An exact copy of every record is needed.

[Given data]

::::::::::

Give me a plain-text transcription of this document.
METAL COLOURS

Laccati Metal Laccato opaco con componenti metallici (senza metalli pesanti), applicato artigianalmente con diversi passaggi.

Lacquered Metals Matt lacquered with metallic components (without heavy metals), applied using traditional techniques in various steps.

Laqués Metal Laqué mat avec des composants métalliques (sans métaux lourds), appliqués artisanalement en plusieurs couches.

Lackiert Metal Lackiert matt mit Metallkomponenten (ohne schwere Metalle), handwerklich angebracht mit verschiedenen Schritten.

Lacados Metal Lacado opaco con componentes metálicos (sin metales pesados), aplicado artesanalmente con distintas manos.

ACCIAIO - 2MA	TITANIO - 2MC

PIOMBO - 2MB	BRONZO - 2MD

::::::::::

[Solved exercise]
Give me a plain-text transcription of this document.
METAL COLOURS

Laccati Metal Laccato opaco con componenti metallici (senza metalli pesanti), applicato artigianalmente con diversi passaggi.

Lacquered Metals Matt lacquered with metallic components (without heavy metals), applied using traditional techniques in various steps.

Laqués Metal Laqué mat avec des composants métalliques (sans métaux lourds), appliqués artisanalement en plusieurs couches.

Lackiert Metal Lackiert matt mit Metallkomponenten (ohne schwere Metalle), handwerklich angebracht mit verschiedenen Schritten.

Lacados Metal Lacado opaco con componentes metálicos (sin metales pesados), aplicado artesanalmente con distintas manos.

ACCIAIO - 2MA	TITANIO - 2MC

PIOMBO - 2MB	BRONZO - 2MD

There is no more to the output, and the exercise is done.